▶ WHAT IS NEEDED
Filter for the word "leadership" and keep each matching line.

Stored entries
· · · ·

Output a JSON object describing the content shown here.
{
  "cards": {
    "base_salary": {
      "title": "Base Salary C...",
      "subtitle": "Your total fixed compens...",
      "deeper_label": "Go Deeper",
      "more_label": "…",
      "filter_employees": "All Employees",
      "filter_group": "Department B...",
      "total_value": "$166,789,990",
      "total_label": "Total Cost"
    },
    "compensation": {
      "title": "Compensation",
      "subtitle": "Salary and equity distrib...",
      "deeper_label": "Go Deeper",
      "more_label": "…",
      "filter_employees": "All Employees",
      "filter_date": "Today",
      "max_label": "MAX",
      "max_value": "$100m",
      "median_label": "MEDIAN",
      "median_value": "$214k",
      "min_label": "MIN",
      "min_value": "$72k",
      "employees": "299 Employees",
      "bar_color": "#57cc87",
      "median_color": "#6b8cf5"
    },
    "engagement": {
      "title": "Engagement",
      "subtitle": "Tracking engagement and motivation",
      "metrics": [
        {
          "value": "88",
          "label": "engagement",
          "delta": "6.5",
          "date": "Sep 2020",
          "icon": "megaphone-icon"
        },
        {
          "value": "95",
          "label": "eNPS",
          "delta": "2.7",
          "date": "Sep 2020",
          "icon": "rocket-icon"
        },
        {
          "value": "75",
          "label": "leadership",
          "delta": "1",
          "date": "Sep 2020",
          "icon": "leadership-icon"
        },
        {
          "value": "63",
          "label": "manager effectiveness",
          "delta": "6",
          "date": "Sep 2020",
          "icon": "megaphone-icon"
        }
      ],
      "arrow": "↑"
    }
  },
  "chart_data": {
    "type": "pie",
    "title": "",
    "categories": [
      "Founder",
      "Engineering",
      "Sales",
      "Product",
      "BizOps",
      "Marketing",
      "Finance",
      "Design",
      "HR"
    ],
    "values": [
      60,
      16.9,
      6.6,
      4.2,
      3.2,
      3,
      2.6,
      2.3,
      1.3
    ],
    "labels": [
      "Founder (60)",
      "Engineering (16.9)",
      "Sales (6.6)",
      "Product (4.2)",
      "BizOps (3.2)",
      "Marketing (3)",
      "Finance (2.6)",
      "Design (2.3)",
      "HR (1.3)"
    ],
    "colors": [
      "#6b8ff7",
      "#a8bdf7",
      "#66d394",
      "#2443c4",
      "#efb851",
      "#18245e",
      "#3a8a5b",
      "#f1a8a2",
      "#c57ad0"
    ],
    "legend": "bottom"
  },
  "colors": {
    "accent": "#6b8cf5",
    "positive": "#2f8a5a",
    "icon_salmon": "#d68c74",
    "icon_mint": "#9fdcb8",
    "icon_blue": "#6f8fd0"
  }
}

· · · ·

▶ ANSWER IN FULL
          "label": "leadership",
          "icon": "leadership-icon"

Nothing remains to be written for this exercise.